:: Information shown

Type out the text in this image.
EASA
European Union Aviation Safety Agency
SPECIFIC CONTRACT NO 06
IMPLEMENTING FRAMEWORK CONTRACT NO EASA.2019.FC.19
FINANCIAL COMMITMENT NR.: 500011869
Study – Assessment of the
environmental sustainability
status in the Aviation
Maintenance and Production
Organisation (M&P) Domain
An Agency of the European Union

::::

What to work on: Using the data above, reproduce every line exactly.

Result:
Type out the text in this image.
EASA
European Union Aviation Safety Agency
SPECIFIC CONTRACT NO 06
IMPLEMENTING FRAMEWORK CONTRACT NO EASA.2019.FC.19
FINANCIAL COMMITMENT NR.: 500011869
Study – Assessment of the
environmental sustainability
status in the Aviation
Maintenance and Production
Organisation (M&P) Domain
An Agency of the European Union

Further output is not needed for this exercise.